>> BEGIN RECORDS SUPPLIED

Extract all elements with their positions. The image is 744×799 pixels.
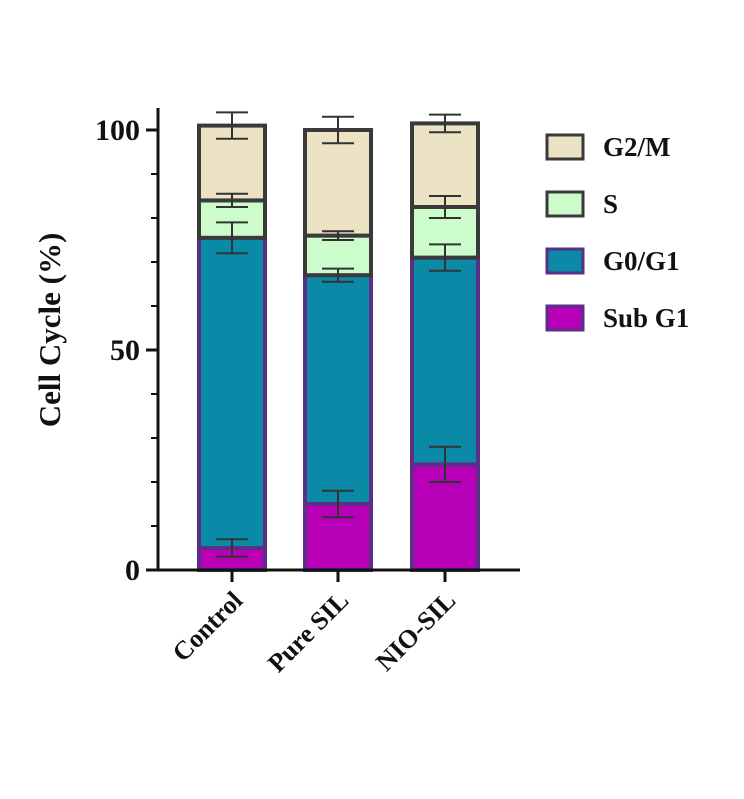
y-tick-label: 100 <box>95 114 140 147</box>
error-bar <box>216 221 248 255</box>
axes-layer <box>156 108 520 572</box>
y-tick-label: 0 <box>125 554 140 587</box>
error-bar <box>429 445 461 483</box>
legend-item: G0/G1 <box>545 246 680 276</box>
bar-segment-g2-m <box>410 121 480 209</box>
bar-segment-g0-g1 <box>303 273 373 507</box>
legend-label: G2/M <box>603 132 671 162</box>
legend-label: S <box>603 189 618 219</box>
error-bars-layer <box>216 111 461 558</box>
error-bar <box>322 115 354 145</box>
error-bar <box>322 267 354 283</box>
error-bar <box>322 230 354 241</box>
x-category-label: Control <box>167 586 248 667</box>
legend-item: G2/M <box>545 132 671 162</box>
legend-swatch <box>545 190 585 218</box>
bar-segment-g0-g1 <box>410 255 480 467</box>
error-bar <box>322 489 354 519</box>
error-bar <box>429 195 461 219</box>
y-ticks-layer: 0 50 100 <box>95 114 158 587</box>
bar-segment-g0-g1 <box>197 235 267 551</box>
legend-label: G0/G1 <box>603 246 680 276</box>
error-bar <box>216 192 248 208</box>
y-axis-label: Cell Cycle (%) <box>32 233 67 428</box>
legend: G2/M S G0/G1 Sub G1 <box>545 132 689 333</box>
x-category-label: NIO-SIL <box>370 586 461 677</box>
legend-item: S <box>545 189 618 219</box>
legend-label: Sub G1 <box>603 303 689 333</box>
bar-segment-g2-m <box>303 128 373 238</box>
legend-swatch <box>545 247 585 275</box>
x-labels-layer: Control Pure SIL NIO-SIL <box>167 586 461 678</box>
x-category-label: Pure SIL <box>262 586 354 678</box>
error-bar <box>216 538 248 558</box>
bars-layer <box>197 121 480 582</box>
error-bar <box>429 243 461 272</box>
y-tick-label: 50 <box>110 334 140 367</box>
error-bar <box>429 113 461 134</box>
legend-swatch <box>545 133 585 161</box>
legend-item: Sub G1 <box>545 303 689 333</box>
error-bar <box>216 111 248 140</box>
legend-swatch <box>545 304 585 332</box>
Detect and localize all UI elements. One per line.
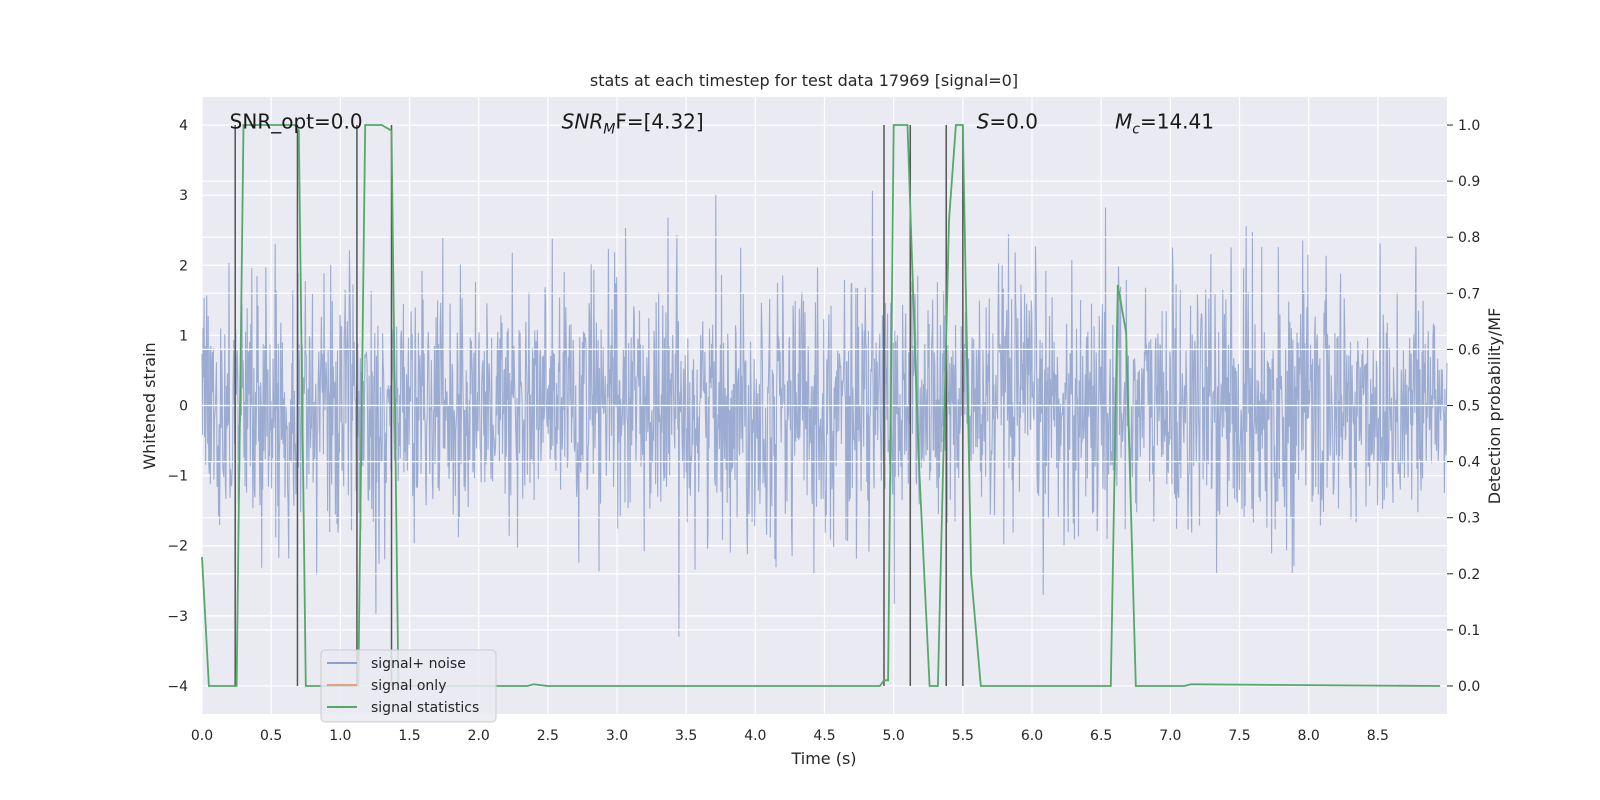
x-tick-label: 3.5 [675,728,697,744]
legend-box [320,649,497,723]
x-ticks: 0.0 0.5 1.0 1.5 2.0 2.5 3.0 3.5 4.0 4.5 5.0 5.5 6.0 6… [191,728,1389,744]
legend-label: signal only [371,678,446,694]
y-ticks: −4 −3 −2 −1 0 1 2 3 4 [167,118,188,695]
legend-label: signal+ noise [371,656,466,672]
y2-tick-label: 0.2 [1458,567,1480,583]
annotation-3: Mc=14.41 [1115,110,1214,138]
annotation-2: S=0.0 [977,110,1038,134]
y-tick-label: 1 [179,328,188,344]
y2-tick-label: 0.9 [1458,174,1480,190]
y2-tick-label: 0.0 [1458,679,1480,695]
signal-noise-line [201,190,1448,637]
x-tick-label: 2.0 [468,728,490,744]
x-tick-label: 5.5 [952,728,974,744]
y2-tick-label: 0.3 [1458,511,1480,527]
y2-axis-label: Detection probability/MF [1485,308,1504,505]
x-tick-label: 2.5 [537,728,559,744]
y-tick-label: −3 [167,609,188,625]
x-tick-label: 5.0 [883,728,905,744]
y2-tick-label: 0.8 [1458,230,1480,246]
y-tick-label: 4 [179,118,188,134]
x-axis-label: Time (s) [790,749,856,768]
annotations: SNR_opt=0.0 SNRMF=[4.32] S=0.0 Mc=14.41 [230,110,1214,138]
x-tick-label: 8.0 [1298,728,1320,744]
y2-tick-label: 0.6 [1458,342,1480,358]
y-tick-label: −4 [167,679,188,695]
stats-series [201,124,1441,687]
y2-tick-label: 0.5 [1458,399,1480,415]
y-tick-label: 2 [179,258,188,274]
x-tick-label: 7.5 [1228,728,1250,744]
y2-ticks: 0.0 0.1 0.2 0.3 0.4 0.5 0.6 0.7 0.8 0.9 1.0 [1447,118,1480,695]
x-tick-label: 1.5 [398,728,420,744]
y-tick-label: 3 [179,188,188,204]
y2-tick-label: 0.1 [1458,623,1480,639]
x-tick-label: 0.0 [191,728,213,744]
x-tick-label: 8.5 [1367,728,1389,744]
annotation-0: SNR_opt=0.0 [230,110,363,134]
y2-tick-label: 0.7 [1458,286,1480,302]
noise-series [201,190,1448,637]
y2-grid [202,124,1447,687]
y-tick-label: −2 [167,539,188,555]
x-tick-label: 0.5 [260,728,282,744]
x-tick-label: 6.5 [1090,728,1112,744]
signal-statistics-line [201,124,1441,687]
y2-tick-label: 0.4 [1458,455,1480,471]
x-tick-label: 4.0 [744,728,766,744]
legend: signal+ noise signal only signal statistic… [320,649,497,723]
x-tick-label: 7.0 [1159,728,1181,744]
x-tick-label: 4.5 [813,728,835,744]
y-tick-label: −1 [167,469,188,485]
annotation-1: SNRMF=[4.32] [562,110,704,138]
x-tick-label: 6.0 [1021,728,1043,744]
y-tick-label: 0 [179,399,188,415]
chart-title: stats at each timestep for test data 179… [590,71,1018,90]
y2-tick-label: 1.0 [1458,118,1480,134]
legend-label: signal statistics [371,700,479,716]
x-tick-label: 1.0 [329,728,351,744]
x-tick-label: 3.0 [606,728,628,744]
y-axis-label: Whitened strain [140,342,159,469]
vertical-markers [234,125,964,686]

>> END RECORDS SUPPLIED

CHALLENGE: Reproduce the lines from the one containing "y-tick-label: 100 <box>95 114 140 147</box>" through the one containing "legend-item: G0/G1 <box>545 246 680 276</box>", inclusive, with nothing changed.

OUTPUT FOR THIS EXERCISE:
y-tick-label: 100 <box>95 114 140 147</box>
error-bar <box>216 221 248 255</box>
axes-layer <box>156 108 520 572</box>
y-tick-label: 0 <box>125 554 140 587</box>
error-bar <box>429 445 461 483</box>
legend-item: G0/G1 <box>545 246 680 276</box>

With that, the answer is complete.